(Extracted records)

******************************

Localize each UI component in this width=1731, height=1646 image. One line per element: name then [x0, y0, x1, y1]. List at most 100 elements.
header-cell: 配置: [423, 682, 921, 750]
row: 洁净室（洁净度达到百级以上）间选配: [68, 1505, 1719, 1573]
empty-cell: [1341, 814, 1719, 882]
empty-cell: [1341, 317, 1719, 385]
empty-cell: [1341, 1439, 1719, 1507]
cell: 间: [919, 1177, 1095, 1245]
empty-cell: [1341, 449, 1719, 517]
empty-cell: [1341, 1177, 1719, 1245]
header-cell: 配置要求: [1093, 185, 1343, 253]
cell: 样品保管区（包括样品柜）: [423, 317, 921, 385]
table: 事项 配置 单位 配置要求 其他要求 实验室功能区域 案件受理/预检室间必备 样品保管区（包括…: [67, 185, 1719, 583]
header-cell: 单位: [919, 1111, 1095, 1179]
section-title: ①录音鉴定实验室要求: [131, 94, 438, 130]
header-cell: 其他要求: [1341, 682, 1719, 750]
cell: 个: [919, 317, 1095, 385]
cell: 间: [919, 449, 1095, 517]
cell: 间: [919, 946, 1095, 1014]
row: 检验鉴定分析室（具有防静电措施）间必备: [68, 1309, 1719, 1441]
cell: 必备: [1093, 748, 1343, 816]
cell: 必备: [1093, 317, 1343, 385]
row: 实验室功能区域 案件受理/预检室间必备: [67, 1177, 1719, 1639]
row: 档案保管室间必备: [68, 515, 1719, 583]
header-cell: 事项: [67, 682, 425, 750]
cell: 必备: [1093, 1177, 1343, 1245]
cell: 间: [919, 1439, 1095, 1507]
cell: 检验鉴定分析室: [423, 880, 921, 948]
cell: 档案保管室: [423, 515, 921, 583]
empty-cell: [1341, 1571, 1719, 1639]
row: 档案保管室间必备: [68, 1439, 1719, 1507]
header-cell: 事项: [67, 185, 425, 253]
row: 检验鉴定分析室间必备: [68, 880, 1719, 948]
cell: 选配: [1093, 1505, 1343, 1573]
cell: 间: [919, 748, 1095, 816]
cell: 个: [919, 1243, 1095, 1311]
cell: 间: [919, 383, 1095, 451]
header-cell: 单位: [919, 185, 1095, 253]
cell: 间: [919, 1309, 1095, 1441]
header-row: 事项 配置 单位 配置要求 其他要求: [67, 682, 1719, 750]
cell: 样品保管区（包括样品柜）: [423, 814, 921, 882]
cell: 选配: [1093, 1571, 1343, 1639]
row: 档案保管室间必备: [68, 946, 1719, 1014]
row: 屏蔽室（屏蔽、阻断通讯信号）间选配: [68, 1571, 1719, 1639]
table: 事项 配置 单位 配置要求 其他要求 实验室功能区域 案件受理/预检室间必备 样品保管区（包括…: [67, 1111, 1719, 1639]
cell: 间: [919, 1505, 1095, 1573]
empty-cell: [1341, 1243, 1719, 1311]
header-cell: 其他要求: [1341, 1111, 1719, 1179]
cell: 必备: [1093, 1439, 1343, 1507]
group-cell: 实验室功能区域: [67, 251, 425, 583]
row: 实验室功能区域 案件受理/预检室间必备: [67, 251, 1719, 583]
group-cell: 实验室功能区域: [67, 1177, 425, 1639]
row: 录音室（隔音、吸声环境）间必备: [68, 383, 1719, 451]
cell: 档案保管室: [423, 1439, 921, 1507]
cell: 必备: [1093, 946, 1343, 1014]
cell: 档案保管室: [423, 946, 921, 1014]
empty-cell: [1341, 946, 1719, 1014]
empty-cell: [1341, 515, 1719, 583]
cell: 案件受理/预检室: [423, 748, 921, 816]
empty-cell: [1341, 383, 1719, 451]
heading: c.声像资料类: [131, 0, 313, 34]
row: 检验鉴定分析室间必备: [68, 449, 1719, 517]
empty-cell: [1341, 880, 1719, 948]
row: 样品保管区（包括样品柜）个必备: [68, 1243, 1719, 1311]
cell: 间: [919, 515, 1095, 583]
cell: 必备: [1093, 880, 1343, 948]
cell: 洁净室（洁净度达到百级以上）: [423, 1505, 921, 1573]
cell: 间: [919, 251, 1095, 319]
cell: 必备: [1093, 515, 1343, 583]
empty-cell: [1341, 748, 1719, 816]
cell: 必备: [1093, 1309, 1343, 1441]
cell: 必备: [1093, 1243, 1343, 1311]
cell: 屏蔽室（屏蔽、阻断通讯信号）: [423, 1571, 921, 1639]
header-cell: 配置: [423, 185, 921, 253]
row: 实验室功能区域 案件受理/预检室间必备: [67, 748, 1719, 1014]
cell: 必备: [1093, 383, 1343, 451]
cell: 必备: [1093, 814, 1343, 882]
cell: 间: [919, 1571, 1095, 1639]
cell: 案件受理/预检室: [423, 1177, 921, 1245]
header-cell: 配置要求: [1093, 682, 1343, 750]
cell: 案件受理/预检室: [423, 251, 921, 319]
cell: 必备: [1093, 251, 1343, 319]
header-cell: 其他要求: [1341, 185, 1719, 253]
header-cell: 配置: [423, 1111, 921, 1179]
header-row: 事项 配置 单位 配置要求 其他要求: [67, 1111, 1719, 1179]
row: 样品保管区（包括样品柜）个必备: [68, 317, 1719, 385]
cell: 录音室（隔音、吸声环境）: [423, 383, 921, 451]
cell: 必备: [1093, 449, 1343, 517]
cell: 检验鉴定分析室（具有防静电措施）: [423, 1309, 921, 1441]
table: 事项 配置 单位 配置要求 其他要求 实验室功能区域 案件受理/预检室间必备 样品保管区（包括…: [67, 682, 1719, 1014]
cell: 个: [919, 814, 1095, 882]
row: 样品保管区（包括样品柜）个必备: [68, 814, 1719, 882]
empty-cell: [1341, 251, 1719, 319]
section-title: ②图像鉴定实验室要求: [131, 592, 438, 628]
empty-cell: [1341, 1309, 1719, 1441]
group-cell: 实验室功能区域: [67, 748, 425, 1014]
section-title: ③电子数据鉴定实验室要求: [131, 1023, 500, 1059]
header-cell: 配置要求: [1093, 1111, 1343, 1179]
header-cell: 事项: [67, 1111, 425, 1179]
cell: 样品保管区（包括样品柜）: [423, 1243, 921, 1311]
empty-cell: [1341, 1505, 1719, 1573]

******************************

→ What you should do
Present every line of the rows above as a JSON list of strings, one string per line with blank lines omitted, starting with the first line and continuing through the line with "cell: 间: [919, 946, 1095, 1014]", both included.

→ Result
[
  "Localize each UI component in this width=1731, height=1646 image. One line per element: name then [x0, y0, x1, y1]. List at most 100 elements.",
  "header-cell: 配置: [423, 682, 921, 750]",
  "row: 洁净室（洁净度达到百级以上）间选配: [68, 1505, 1719, 1573]",
  "empty-cell: [1341, 814, 1719, 882]",
  "empty-cell: [1341, 317, 1719, 385]",
  "empty-cell: [1341, 1439, 1719, 1507]",
  "cell: 间: [919, 1177, 1095, 1245]",
  "empty-cell: [1341, 449, 1719, 517]",
  "empty-cell: [1341, 1177, 1719, 1245]",
  "header-cell: 配置要求: [1093, 185, 1343, 253]",
  "cell: 样品保管区（包括样品柜）: [423, 317, 921, 385]",
  "table: 事项 配置 单位 配置要求 其他要求 实验室功能区域 案件受理/预检室间必备 样品保管区（包括…: [67, 185, 1719, 583]",
  "header-cell: 单位: [919, 1111, 1095, 1179]",
  "section-title: ①录音鉴定实验室要求: [131, 94, 438, 130]",
  "header-cell: 其他要求: [1341, 682, 1719, 750]",
  "cell: 个: [919, 317, 1095, 385]",
  "cell: 间: [919, 449, 1095, 517]",
  "cell: 间: [919, 946, 1095, 1014]"
]